Among these lines, how many include "para"? Answer only with the number.

Data provided:
----------------

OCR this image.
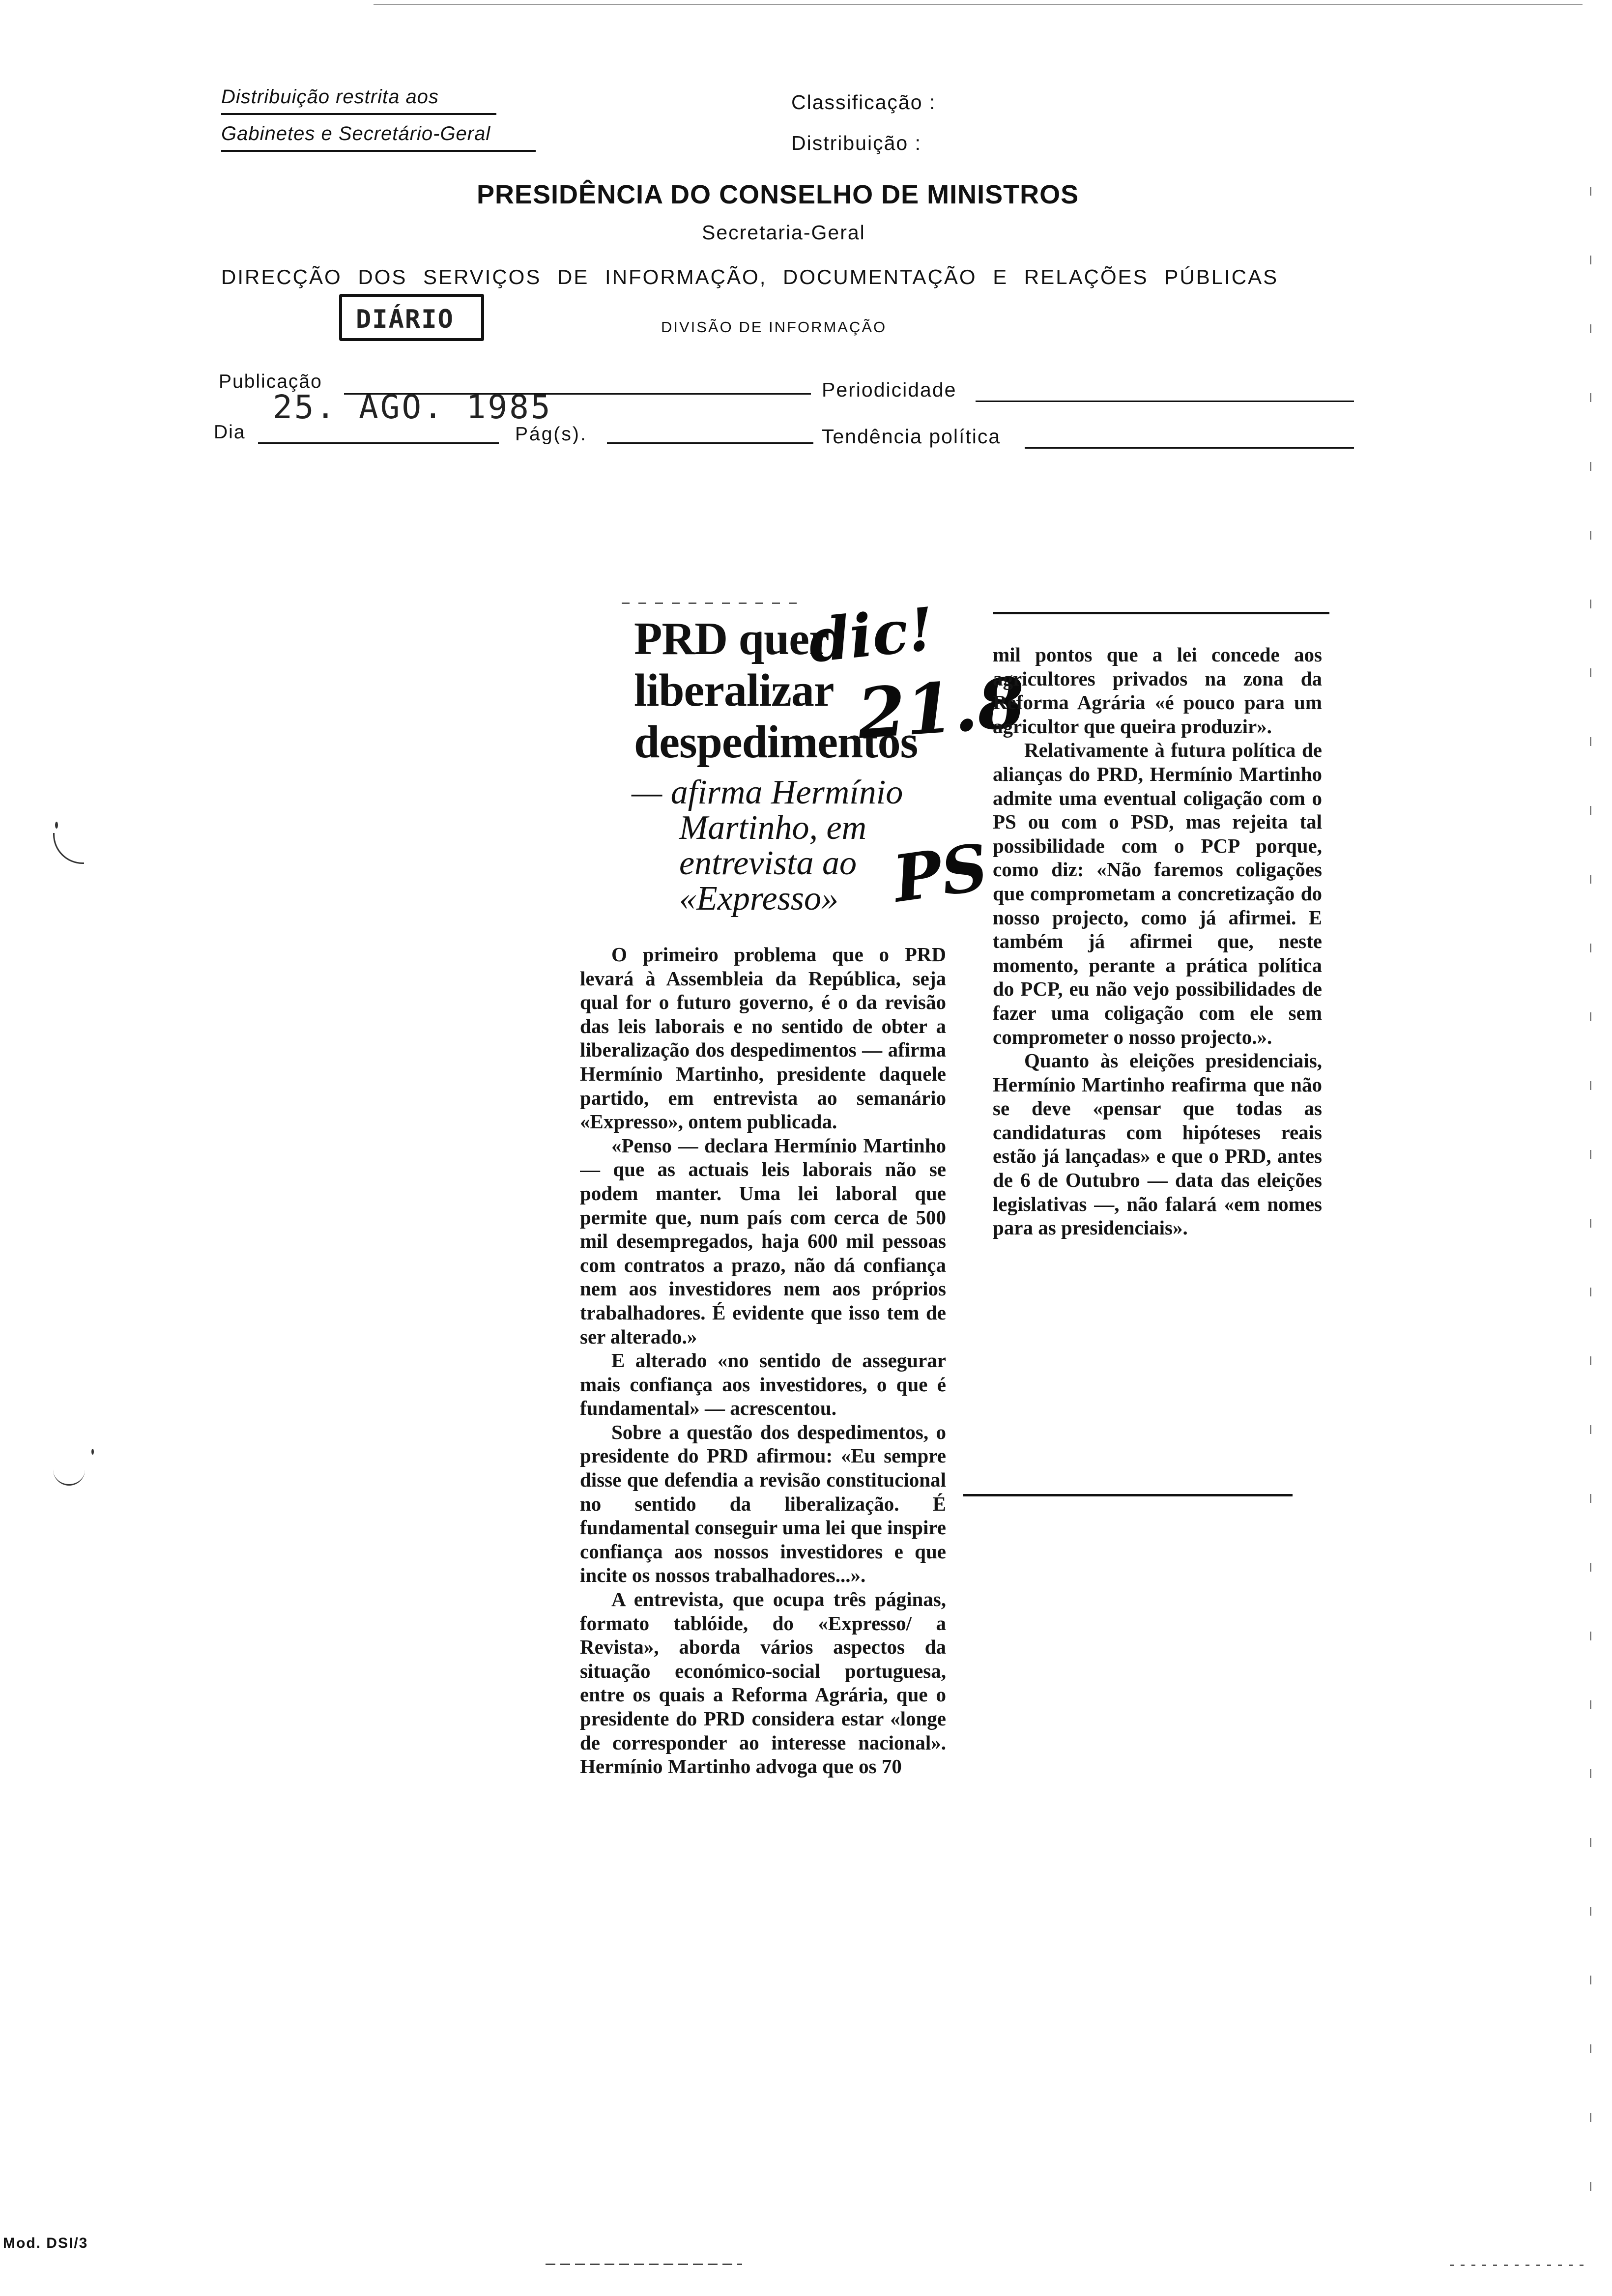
Distribuição restrita aos
Gabinetes e Secretário-Geral
Classificação :
Distribuição :
PRESIDÊNCIA DO CONSELHO DE MINISTROS
Secretaria-Geral
DIRECÇÃO DOS SERVIÇOS DE INFORMAÇÃO, DOCUMENTAÇÃO E RELAÇÕES PÚBLICAS
DIÁRIO	DIVISÃO DE INFORMAÇÃO
Publicação
25. AGO. 1985	Periodicidade
Dia	Pág(s).	Tendência política
PRD quer
liberalizar
despedimentos
— afirma Hermínio
Martinho, em
entrevista ao
«Expresso»
dic!
21.8
PS

O primeiro problema que o PRD levará à Assembleia da República, seja qual for o futuro governo, é o da revisão das leis laborais e no sentido de obter a liberalização dos despedimentos — afirma Hermínio Martinho, presidente daquele partido, em entrevista ao semanário «Expresso», ontem publicada.

«Penso — declara Hermínio Martinho — que as actuais leis laborais não se podem manter. Uma lei laboral que permite que, num país com cerca de 500 mil desempregados, haja 600 mil pessoas com contratos a prazo, não dá confiança nem aos investidores nem aos próprios trabalhadores. É evidente que isso tem de ser alterado.»

E alterado «no sentido de assegurar mais confiança aos investidores, o que é fundamental» — acrescentou.

Sobre a questão dos despedimentos, o presidente do PRD afirmou: «Eu sempre disse que defendia a revisão constitucional no sentido da liberalização. É fundamental conseguir uma lei que inspire confiança aos nossos investidores e que incite os nossos trabalhadores...».

A entrevista, que ocupa três páginas, formato tablóide, do «Expresso/ a Revista», aborda vários aspectos da situação económico-social portuguesa, entre os quais a Reforma Agrária, que o presidente do PRD considera estar «longe de corresponder ao interesse nacional». Hermínio Martinho advoga que os 70

mil pontos que a lei concede aos agricultores privados na zona da Reforma Agrária «é pouco para um agricultor que queira produzir».

Relativamente à futura política de alianças do PRD, Hermínio Martinho admite uma eventual coligação com o PS ou com o PSD, mas rejeita tal possibilidade com o PCP porque, como diz: «Não faremos coligações que comprometam a concretização do nosso projecto, como já afirmei. E também já afirmei que, neste momento, perante a prática política do PCP, eu não vejo possibilidades de fazer uma coligação com ele sem comprometer o nosso projecto.».

Quanto às eleições presidenciais, Hermínio Martinho reafirma que não se deve «pensar que todas as candidaturas com hipóteses reais estão já lançadas» e que o PRD, antes de 6 de Outubro — data das eleições legislativas —, não falará «em nomes para as presidenciais».

Mod. DSI/3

----------------

Result of this task: 2